__RECORDS FOR THIS TASK__.
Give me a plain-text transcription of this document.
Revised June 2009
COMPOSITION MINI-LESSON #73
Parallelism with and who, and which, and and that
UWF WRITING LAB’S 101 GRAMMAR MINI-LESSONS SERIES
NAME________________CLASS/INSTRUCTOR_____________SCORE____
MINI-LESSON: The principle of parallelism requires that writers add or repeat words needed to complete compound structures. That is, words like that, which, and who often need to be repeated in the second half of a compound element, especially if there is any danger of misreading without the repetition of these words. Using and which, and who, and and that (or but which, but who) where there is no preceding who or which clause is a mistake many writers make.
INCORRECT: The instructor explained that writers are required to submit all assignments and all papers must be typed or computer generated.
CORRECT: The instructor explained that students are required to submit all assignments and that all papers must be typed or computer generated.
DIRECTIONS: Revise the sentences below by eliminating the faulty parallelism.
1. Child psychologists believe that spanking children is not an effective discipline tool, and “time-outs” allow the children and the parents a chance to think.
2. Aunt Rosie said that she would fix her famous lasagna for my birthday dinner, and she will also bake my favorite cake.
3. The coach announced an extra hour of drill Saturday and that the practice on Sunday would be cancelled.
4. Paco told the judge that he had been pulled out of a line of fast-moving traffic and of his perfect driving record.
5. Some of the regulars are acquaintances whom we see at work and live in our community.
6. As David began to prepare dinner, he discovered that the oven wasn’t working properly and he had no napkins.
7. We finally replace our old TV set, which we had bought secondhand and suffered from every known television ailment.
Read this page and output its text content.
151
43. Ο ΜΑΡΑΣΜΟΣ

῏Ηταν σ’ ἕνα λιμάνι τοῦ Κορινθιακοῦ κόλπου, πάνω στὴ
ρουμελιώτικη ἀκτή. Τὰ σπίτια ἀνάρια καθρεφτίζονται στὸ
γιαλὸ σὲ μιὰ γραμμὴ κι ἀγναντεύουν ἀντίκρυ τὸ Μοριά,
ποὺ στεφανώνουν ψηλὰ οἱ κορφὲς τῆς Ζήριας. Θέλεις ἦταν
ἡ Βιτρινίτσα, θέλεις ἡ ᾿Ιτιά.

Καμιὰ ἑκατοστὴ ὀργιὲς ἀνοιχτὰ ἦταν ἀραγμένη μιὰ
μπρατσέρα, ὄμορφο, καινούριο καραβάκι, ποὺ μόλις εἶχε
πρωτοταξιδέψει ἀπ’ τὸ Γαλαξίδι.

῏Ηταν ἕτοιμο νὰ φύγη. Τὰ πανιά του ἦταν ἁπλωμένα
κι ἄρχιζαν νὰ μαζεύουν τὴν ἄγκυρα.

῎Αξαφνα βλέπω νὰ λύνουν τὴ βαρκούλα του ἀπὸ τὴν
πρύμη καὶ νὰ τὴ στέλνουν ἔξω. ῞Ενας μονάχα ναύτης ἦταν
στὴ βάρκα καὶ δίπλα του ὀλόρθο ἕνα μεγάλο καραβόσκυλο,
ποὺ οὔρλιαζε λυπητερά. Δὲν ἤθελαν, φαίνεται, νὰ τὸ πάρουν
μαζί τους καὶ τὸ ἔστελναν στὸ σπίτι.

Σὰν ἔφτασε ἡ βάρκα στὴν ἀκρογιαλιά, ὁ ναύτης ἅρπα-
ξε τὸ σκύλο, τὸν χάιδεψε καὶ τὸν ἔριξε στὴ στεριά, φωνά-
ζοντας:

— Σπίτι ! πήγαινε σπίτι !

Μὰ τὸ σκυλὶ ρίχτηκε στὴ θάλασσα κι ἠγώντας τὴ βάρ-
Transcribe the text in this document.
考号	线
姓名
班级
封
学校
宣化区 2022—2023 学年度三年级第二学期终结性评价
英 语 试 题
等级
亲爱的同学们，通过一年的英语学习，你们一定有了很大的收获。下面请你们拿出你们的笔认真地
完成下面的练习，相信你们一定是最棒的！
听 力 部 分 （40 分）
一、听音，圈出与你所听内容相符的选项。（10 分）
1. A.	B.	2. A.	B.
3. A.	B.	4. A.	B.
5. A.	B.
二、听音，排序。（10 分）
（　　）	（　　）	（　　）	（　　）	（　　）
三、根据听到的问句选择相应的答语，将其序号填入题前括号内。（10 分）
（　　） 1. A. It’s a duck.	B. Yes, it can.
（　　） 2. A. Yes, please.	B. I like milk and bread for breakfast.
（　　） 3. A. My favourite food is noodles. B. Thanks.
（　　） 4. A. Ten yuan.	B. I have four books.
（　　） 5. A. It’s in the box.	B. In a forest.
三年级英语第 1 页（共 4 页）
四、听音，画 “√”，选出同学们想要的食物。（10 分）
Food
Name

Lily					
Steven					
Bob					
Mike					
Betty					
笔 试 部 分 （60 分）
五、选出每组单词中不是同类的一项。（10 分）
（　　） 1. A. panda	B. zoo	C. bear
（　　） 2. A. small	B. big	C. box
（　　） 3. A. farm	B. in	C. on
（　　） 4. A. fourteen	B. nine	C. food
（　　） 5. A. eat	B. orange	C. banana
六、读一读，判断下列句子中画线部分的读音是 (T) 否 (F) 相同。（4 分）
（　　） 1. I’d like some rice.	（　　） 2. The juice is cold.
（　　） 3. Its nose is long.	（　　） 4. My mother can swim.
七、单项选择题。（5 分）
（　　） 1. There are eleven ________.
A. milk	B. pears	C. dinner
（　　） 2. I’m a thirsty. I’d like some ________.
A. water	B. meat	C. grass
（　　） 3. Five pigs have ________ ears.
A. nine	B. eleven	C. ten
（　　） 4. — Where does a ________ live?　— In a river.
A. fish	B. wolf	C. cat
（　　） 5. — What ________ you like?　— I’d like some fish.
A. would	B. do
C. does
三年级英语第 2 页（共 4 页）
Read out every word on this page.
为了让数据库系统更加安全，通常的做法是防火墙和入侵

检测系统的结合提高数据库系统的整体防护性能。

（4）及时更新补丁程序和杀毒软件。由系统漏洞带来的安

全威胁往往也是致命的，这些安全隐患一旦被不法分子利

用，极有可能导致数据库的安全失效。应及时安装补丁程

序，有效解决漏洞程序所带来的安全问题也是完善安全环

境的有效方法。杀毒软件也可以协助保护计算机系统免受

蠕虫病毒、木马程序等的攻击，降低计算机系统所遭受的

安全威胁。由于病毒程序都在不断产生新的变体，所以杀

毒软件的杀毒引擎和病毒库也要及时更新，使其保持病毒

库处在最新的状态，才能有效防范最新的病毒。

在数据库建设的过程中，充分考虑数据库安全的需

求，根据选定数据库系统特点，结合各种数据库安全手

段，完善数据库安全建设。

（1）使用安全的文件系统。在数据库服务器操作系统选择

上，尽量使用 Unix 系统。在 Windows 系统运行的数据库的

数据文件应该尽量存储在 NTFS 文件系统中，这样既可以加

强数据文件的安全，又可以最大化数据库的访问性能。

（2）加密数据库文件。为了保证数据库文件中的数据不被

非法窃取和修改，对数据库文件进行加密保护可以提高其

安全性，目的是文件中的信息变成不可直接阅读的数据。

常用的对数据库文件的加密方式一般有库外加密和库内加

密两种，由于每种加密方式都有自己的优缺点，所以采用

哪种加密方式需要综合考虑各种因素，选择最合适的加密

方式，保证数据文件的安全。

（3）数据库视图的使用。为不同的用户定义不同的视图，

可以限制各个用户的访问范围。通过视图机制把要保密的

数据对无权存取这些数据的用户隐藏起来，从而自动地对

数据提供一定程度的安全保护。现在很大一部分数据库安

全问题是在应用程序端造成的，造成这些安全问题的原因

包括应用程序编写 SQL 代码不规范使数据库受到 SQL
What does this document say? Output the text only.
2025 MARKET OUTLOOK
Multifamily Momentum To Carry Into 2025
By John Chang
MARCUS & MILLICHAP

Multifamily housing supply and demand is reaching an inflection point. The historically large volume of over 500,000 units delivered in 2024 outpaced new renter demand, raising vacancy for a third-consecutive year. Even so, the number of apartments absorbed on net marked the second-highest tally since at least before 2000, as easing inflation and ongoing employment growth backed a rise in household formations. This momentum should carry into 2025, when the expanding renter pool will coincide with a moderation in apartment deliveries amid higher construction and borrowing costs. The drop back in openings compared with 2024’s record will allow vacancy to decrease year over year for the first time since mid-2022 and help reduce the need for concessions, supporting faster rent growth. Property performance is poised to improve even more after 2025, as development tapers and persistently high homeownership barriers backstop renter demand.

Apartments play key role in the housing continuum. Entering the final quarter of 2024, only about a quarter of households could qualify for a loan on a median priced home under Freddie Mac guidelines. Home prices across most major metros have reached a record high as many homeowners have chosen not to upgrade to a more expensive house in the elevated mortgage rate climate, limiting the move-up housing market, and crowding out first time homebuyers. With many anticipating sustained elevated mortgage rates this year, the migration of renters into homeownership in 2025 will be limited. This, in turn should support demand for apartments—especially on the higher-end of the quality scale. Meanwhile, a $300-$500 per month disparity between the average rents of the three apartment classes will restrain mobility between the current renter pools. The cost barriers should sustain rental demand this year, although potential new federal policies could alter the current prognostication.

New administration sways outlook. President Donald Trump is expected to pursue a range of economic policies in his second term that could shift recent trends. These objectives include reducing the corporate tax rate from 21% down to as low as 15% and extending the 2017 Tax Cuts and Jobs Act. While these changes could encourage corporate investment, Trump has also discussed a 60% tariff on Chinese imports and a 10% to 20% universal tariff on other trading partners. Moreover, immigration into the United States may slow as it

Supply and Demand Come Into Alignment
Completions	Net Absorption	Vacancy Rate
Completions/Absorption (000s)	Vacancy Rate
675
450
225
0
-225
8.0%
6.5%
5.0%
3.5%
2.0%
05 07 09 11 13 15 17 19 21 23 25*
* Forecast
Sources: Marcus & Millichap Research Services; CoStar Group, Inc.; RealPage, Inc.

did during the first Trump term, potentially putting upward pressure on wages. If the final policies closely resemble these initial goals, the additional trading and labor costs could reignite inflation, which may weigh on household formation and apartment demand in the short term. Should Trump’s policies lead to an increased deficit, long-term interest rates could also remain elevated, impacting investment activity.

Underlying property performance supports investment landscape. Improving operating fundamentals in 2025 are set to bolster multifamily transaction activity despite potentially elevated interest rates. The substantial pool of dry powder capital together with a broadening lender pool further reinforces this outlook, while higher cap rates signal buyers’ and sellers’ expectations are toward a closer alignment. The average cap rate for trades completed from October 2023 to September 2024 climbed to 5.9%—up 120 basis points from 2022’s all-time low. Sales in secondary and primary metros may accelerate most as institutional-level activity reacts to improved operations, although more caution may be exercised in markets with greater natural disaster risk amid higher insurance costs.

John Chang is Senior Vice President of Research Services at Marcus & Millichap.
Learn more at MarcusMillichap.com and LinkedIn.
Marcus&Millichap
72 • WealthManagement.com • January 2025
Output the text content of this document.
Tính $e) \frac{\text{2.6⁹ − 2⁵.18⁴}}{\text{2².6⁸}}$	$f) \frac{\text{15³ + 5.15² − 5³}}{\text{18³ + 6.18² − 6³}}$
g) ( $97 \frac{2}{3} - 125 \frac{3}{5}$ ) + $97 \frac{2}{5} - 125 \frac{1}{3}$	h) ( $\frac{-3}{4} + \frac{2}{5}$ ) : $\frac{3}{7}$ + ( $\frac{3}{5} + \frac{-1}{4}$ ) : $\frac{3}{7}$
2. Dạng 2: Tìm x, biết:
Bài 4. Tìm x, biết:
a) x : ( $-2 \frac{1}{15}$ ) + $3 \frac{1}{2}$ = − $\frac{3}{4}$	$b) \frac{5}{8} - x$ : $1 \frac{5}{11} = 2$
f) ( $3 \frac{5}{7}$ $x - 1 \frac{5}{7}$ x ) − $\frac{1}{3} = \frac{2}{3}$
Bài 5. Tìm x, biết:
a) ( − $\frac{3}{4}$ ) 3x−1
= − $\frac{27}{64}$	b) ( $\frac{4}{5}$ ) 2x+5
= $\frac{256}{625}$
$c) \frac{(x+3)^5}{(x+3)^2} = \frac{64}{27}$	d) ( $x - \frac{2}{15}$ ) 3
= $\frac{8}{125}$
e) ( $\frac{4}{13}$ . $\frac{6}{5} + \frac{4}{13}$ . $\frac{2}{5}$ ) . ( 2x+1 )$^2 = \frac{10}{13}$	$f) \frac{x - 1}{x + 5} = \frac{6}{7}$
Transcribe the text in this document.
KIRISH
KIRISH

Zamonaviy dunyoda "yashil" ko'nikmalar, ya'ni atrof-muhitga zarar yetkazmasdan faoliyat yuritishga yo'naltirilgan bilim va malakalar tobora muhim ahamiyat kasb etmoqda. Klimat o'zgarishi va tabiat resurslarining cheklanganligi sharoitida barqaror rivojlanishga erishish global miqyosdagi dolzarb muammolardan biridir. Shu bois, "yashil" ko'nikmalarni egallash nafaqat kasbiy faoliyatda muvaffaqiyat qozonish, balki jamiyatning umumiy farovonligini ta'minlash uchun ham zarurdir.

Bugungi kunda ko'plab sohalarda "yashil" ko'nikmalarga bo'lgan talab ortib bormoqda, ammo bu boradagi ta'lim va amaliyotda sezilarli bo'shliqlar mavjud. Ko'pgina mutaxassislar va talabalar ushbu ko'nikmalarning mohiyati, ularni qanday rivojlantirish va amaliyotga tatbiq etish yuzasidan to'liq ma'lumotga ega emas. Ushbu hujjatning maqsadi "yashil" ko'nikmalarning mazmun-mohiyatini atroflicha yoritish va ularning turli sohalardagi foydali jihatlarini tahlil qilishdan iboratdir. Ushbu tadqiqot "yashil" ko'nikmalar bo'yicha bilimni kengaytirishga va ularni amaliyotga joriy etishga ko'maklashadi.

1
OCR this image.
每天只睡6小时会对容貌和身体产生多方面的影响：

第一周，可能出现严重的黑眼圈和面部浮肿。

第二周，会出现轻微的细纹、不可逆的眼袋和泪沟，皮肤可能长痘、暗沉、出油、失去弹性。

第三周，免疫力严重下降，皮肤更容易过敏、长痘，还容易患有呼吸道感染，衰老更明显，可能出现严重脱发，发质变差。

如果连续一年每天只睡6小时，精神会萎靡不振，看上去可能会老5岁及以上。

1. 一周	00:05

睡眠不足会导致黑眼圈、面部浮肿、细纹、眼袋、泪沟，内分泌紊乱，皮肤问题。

__GOAL OF THE EXERCISE__.
Each line that holds the word "fish" is to be copied.

__EXERCISE RESULT__.
A. fish	B. wolf	C. cat
（　　） 5. — What ________ you like?　— I’d like some fish.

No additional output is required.